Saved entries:

[start]

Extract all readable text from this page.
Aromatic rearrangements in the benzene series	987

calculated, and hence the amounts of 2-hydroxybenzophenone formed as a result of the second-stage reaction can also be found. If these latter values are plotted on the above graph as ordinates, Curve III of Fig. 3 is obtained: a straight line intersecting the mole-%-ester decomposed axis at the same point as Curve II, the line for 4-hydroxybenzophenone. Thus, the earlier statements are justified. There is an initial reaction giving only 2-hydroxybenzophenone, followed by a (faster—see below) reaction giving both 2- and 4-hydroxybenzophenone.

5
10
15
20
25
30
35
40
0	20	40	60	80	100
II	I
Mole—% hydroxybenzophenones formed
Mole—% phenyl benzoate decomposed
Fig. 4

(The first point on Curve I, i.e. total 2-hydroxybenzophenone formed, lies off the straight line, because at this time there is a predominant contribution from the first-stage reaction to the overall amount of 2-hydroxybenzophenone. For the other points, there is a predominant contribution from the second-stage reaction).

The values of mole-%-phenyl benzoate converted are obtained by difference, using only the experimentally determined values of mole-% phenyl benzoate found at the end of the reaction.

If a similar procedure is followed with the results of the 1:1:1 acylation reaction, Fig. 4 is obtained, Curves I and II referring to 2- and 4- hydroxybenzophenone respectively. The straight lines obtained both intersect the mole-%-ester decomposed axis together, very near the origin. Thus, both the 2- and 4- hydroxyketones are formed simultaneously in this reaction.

[end]

Wherever a line in the data above holds "ester", copy that line.

calculated, and hence the amounts of 2-hydroxybenzophenone formed as a result of the second-stage reaction can also be found. If these latter values are plotted on the above graph as ordinates, Curve III of Fig. 3 is obtained: a straight line intersecting the mole-%-ester decomposed axis at the same point as Curve II, the line for 4-hydroxybenzophenone. Thus, the earlier statements are justified. There is an initial reaction giving only 2-hydroxybenzophenone, followed by a (faster—see below) reaction giving both 2- and 4-hydroxybenzophenone.
If a similar procedure is followed with the results of the 1:1:1 acylation reaction, Fig. 4 is obtained, Curves I and II referring to 2- and 4- hydroxybenzophenone respectively. The straight lines obtained both intersect the mole-%-ester decomposed axis together, very near the origin. Thus, both the 2- and 4- hydroxyketones are formed simultaneously in this reaction.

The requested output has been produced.